▶ **Work to do**: Your task is to repeat the records exactly from the line containing "Give me a plain-text" onward, through the final line.

━━ Records shown ━━

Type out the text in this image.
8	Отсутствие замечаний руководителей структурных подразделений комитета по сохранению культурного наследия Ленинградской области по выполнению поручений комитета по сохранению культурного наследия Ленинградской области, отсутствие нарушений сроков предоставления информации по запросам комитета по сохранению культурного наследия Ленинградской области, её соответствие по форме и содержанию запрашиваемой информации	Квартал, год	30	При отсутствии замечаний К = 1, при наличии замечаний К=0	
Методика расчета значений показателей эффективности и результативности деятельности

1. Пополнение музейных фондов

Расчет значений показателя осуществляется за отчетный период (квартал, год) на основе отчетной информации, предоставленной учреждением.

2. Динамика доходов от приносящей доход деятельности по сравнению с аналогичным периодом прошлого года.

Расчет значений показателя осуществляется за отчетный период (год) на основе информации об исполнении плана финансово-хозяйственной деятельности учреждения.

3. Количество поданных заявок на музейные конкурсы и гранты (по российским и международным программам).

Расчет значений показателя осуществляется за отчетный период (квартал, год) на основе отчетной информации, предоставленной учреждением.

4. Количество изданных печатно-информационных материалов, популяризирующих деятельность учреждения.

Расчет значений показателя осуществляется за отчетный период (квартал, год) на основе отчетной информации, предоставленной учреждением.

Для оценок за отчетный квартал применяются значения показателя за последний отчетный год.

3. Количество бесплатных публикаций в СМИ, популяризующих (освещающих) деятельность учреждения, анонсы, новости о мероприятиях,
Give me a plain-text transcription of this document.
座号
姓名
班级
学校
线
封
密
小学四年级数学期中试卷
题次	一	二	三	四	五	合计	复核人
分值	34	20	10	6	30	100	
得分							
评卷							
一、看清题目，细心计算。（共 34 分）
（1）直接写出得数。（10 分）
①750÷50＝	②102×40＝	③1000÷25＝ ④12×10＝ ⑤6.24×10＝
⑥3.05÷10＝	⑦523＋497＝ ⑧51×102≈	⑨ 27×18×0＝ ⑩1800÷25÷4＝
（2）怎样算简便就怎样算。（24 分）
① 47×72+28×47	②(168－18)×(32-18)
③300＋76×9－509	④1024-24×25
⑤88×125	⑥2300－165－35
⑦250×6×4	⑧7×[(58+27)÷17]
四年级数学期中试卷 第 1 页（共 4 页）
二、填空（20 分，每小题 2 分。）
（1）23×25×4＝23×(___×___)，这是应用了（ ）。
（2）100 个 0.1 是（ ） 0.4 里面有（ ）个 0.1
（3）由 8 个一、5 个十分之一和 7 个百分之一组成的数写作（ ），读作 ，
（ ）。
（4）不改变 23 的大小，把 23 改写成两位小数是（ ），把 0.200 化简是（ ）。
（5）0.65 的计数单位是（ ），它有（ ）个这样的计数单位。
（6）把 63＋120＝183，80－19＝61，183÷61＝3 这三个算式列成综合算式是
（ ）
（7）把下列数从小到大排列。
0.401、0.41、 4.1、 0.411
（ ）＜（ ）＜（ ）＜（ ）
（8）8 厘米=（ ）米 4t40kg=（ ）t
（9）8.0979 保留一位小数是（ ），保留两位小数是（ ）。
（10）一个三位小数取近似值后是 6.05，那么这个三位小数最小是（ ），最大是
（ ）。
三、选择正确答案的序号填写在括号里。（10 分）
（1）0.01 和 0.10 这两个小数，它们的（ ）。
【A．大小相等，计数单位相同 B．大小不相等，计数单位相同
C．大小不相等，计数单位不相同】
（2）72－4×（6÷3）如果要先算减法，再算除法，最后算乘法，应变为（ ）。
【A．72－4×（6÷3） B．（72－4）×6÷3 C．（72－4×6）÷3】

━━━

▶ **Response to the exercise**:
Give me a plain-text transcription of this document.
座号
姓名
班级
学校
线
封
密
小学四年级数学期中试卷
题次	一	二	三	四	五	合计	复核人
分值	34	20	10	6	30	100	
得分							
评卷							
一、看清题目，细心计算。（共 34 分）
（1）直接写出得数。（10 分）
①750÷50＝	②102×40＝	③1000÷25＝ ④12×10＝ ⑤6.24×10＝
⑥3.05÷10＝	⑦523＋497＝ ⑧51×102≈	⑨ 27×18×0＝ ⑩1800÷25÷4＝
（2）怎样算简便就怎样算。（24 分）
① 47×72+28×47	②(168－18)×(32-18)
③300＋76×9－509	④1024-24×25
⑤88×125	⑥2300－165－35
⑦250×6×4	⑧7×[(58+27)÷17]
四年级数学期中试卷 第 1 页（共 4 页）
二、填空（20 分，每小题 2 分。）
（1）23×25×4＝23×(___×___)，这是应用了（ ）。
（2）100 个 0.1 是（ ） 0.4 里面有（ ）个 0.1
（3）由 8 个一、5 个十分之一和 7 个百分之一组成的数写作（ ），读作 ，
（ ）。
（4）不改变 23 的大小，把 23 改写成两位小数是（ ），把 0.200 化简是（ ）。
（5）0.65 的计数单位是（ ），它有（ ）个这样的计数单位。
（6）把 63＋120＝183，80－19＝61，183÷61＝3 这三个算式列成综合算式是
（ ）
（7）把下列数从小到大排列。
0.401、0.41、 4.1、 0.411
（ ）＜（ ）＜（ ）＜（ ）
（8）8 厘米=（ ）米 4t40kg=（ ）t
（9）8.0979 保留一位小数是（ ），保留两位小数是（ ）。
（10）一个三位小数取近似值后是 6.05，那么这个三位小数最小是（ ），最大是
（ ）。
三、选择正确答案的序号填写在括号里。（10 分）
（1）0.01 和 0.10 这两个小数，它们的（ ）。
【A．大小相等，计数单位相同 B．大小不相等，计数单位相同
C．大小不相等，计数单位不相同】
（2）72－4×（6÷3）如果要先算减法，再算除法，最后算乘法，应变为（ ）。
【A．72－4×（6÷3） B．（72－4）×6÷3 C．（72－4×6）÷3】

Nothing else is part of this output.